* [PROBLEM REQUIREMENTS]
Retype the rows below without changing anything, from the first row up to and including the row that contains "comment-input[interactable] [464,419,664,435]".
..............................
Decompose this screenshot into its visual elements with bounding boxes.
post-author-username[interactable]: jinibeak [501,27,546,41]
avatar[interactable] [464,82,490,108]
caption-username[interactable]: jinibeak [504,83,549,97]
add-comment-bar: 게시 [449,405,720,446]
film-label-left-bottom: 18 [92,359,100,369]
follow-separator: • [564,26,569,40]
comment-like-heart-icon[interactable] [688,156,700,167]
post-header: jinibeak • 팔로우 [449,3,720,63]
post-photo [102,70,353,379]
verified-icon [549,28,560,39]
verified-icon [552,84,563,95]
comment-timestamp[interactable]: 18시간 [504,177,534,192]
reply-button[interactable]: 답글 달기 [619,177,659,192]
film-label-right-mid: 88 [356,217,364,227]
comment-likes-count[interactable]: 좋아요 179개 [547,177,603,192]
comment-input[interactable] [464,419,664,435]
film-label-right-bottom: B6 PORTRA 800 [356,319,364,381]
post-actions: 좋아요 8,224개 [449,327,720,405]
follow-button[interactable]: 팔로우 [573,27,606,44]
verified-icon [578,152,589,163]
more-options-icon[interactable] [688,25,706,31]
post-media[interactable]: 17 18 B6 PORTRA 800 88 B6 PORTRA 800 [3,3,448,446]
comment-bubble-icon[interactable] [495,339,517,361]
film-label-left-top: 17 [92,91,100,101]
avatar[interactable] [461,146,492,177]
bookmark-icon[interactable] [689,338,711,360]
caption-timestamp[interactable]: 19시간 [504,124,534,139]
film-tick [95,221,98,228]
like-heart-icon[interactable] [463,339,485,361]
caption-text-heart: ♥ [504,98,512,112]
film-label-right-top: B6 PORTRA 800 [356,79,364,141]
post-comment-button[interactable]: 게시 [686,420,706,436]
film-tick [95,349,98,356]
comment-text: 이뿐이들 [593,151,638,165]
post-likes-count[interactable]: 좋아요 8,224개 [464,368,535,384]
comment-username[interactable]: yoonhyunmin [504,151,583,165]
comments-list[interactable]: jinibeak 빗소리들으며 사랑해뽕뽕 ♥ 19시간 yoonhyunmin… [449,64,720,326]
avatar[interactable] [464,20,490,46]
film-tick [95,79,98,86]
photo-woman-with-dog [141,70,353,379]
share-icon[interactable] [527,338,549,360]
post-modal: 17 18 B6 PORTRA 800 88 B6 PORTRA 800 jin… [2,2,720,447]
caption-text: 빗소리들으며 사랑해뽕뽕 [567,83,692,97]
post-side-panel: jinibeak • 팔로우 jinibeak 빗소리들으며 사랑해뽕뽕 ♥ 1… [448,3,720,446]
..............................
* [RIGHT ANSWER]
Decompose this screenshot into its visual elements with bounding boxes.
post-author-username[interactable]: jinibeak [501,27,546,41]
avatar[interactable] [464,82,490,108]
caption-username[interactable]: jinibeak [504,83,549,97]
add-comment-bar: 게시 [449,405,720,446]
film-label-left-bottom: 18 [92,359,100,369]
follow-separator: • [564,26,569,40]
comment-like-heart-icon[interactable] [688,156,700,167]
post-header: jinibeak • 팔로우 [449,3,720,63]
post-photo [102,70,353,379]
verified-icon [549,28,560,39]
verified-icon [552,84,563,95]
comment-timestamp[interactable]: 18시간 [504,177,534,192]
reply-button[interactable]: 답글 달기 [619,177,659,192]
film-label-right-mid: 88 [356,217,364,227]
comment-likes-count[interactable]: 좋아요 179개 [547,177,603,192]
comment-input[interactable] [464,419,664,435]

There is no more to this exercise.